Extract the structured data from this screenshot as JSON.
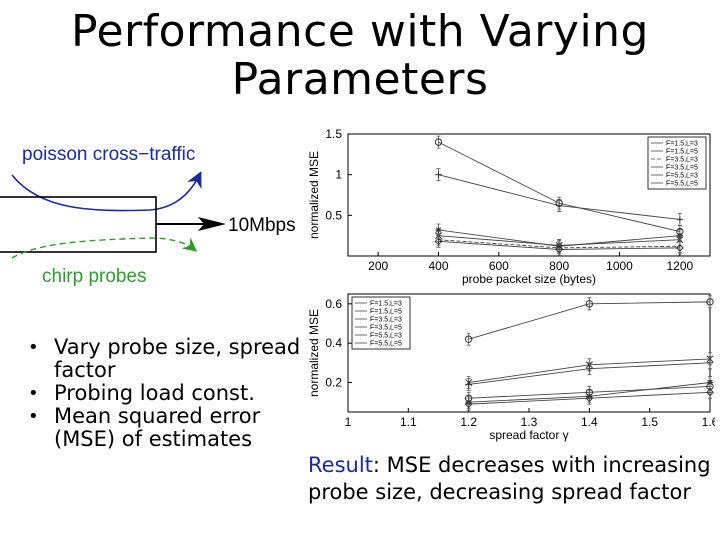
{
  "slide": {
    "title": "Performance with Varying Parameters",
    "bullets": [
      "Vary probe size, spread factor",
      "Probing load const.",
      "Mean squared error (MSE) of estimates"
    ],
    "result_keyword": "Result",
    "result_text": ": MSE decreases with increasing probe size, decreasing spread factor"
  },
  "diagram": {
    "top_label": "poisson cross−traffic",
    "bottom_label": "chirp probes",
    "link_label": "10Mbps",
    "colors": {
      "cross_traffic": "#1c2a9c",
      "probes": "#2e9c2e",
      "top_label": "#1c2a9c",
      "bottom_label": "#2e9c2e"
    }
  },
  "chart_data": [
    {
      "type": "line",
      "xlabel": "probe packet size (bytes)",
      "ylabel": "normalized MSE",
      "xlim": [
        100,
        1300
      ],
      "ylim": [
        0,
        1.5
      ],
      "xticks": [
        200,
        400,
        600,
        800,
        1000,
        1200
      ],
      "yticks": [
        0.5,
        1,
        1.5
      ],
      "legend_position": "top-right",
      "x": [
        200,
        400,
        800,
        1200
      ],
      "series": [
        {
          "name": "F=1.5,L=3",
          "marker": "x",
          "dash": "",
          "values": [
            null,
            0.25,
            0.13,
            0.2
          ]
        },
        {
          "name": "F=1.5,L=5",
          "marker": "+",
          "dash": "",
          "values": [
            null,
            1.0,
            0.62,
            0.45
          ]
        },
        {
          "name": "F=3.5,L=3",
          "marker": "none",
          "dash": "4 2",
          "values": [
            null,
            0.2,
            0.1,
            0.12
          ]
        },
        {
          "name": "F=3.5,L=5",
          "marker": "*",
          "dash": "",
          "values": [
            null,
            0.32,
            0.12,
            0.25
          ]
        },
        {
          "name": "F=5.5,L=3",
          "marker": "diamond",
          "dash": "",
          "values": [
            null,
            0.18,
            0.08,
            0.1
          ]
        },
        {
          "name": "F=5.5,L=5",
          "marker": "circle",
          "dash": "",
          "values": [
            null,
            1.4,
            0.65,
            0.3
          ]
        }
      ]
    },
    {
      "type": "line",
      "xlabel": "spread factor γ",
      "ylabel": "normalized MSE",
      "xlim": [
        1,
        1.6
      ],
      "ylim": [
        0.05,
        0.65
      ],
      "xticks": [
        1,
        1.1,
        1.2,
        1.3,
        1.4,
        1.5,
        1.6
      ],
      "xticklabels": [
        "1",
        "1.1",
        "1.2",
        "1.3",
        "1.4",
        "1.5",
        "1.6"
      ],
      "yticks": [
        0.2,
        0.4,
        0.6
      ],
      "legend_position": "top-left",
      "x": [
        1.2,
        1.4,
        1.6
      ],
      "series": [
        {
          "name": "F=1.5,L=3",
          "marker": "x",
          "dash": "",
          "values": [
            0.2,
            0.29,
            0.32
          ]
        },
        {
          "name": "F=1.5,L=5",
          "marker": "+",
          "dash": "",
          "values": [
            0.19,
            0.27,
            0.3
          ]
        },
        {
          "name": "F=3.5,L=3",
          "marker": "circle",
          "dash": "",
          "values": [
            0.12,
            0.15,
            0.18
          ]
        },
        {
          "name": "F=3.5,L=5",
          "marker": "*",
          "dash": "",
          "values": [
            0.1,
            0.13,
            0.2
          ]
        },
        {
          "name": "F=5.5,L=3",
          "marker": "diamond",
          "dash": "",
          "values": [
            0.09,
            0.12,
            0.15
          ]
        },
        {
          "name": "F=5.5,L=5",
          "marker": "circle",
          "dash": "",
          "values": [
            0.42,
            0.6,
            0.61
          ]
        }
      ]
    }
  ]
}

### AIM:
Find every line in the listing that holds the string "with", then say how many there are as a bare number.

### SOLUTION TO THIS PROBLEM:
2